» Problem requirements
Copy each line containing the word "COOKING" from the records that follow, please.

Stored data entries
— BEGIN —
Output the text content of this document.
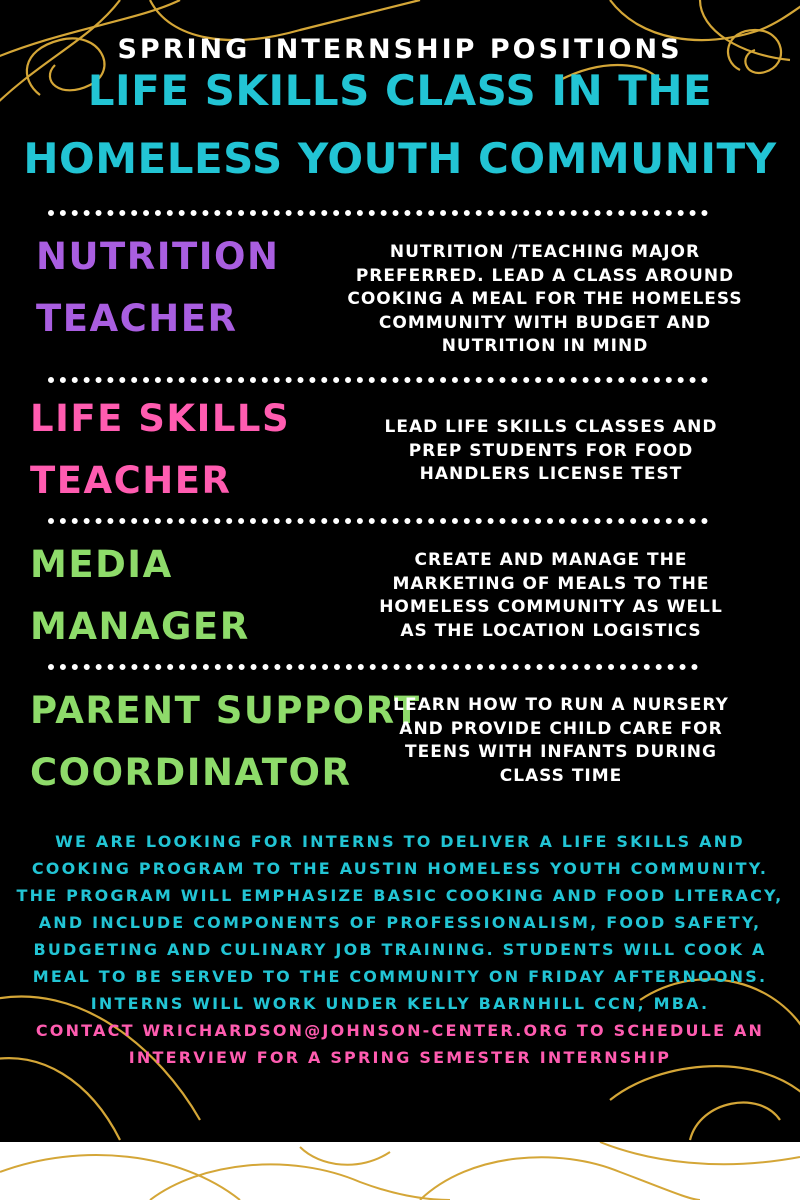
SPRING INTERNSHIP POSITIONS
LIFE SKILLS CLASS IN THE
HOMELESS YOUTH COMMUNITY
NUTRITION
TEACHER
NUTRITION /TEACHING MAJOR
PREFERRED. LEAD A CLASS AROUND
COOKING A MEAL FOR THE HOMELESS
COMMUNITY WITH BUDGET AND
NUTRITION IN MIND
LIFE SKILLS
TEACHER
LEAD LIFE SKILLS CLASSES AND
PREP STUDENTS FOR FOOD
HANDLERS LICENSE TEST
MEDIA
MANAGER
CREATE AND MANAGE THE
MARKETING OF MEALS TO THE
HOMELESS COMMUNITY AS WELL
AS THE LOCATION LOGISTICS
PARENT SUPPORT
COORDINATOR
LEARN HOW TO RUN A NURSERY
AND PROVIDE CHILD CARE FOR
TEENS WITH INFANTS DURING
CLASS TIME
WE ARE LOOKING FOR INTERNS TO DELIVER A LIFE SKILLS AND
COOKING PROGRAM TO THE AUSTIN HOMELESS YOUTH COMMUNITY.
THE PROGRAM WILL EMPHASIZE BASIC COOKING AND FOOD LITERACY,
AND INCLUDE COMPONENTS OF PROFESSIONALISM, FOOD SAFETY,
BUDGETING AND CULINARY JOB TRAINING. STUDENTS WILL COOK A
MEAL TO BE SERVED TO THE COMMUNITY ON FRIDAY AFTERNOONS.
INTERNS WILL WORK UNDER KELLY BARNHILL CCN, MBA.
CONTACT WRICHARDSON@JOHNSON-CENTER.ORG TO SCHEDULE AN
INTERVIEW FOR A SPRING SEMESTER INTERNSHIP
— END —
» Task output
COOKING A MEAL FOR THE HOMELESS
COOKING PROGRAM TO THE AUSTIN HOMELESS YOUTH COMMUNITY.
THE PROGRAM WILL EMPHASIZE BASIC COOKING AND FOOD LITERACY,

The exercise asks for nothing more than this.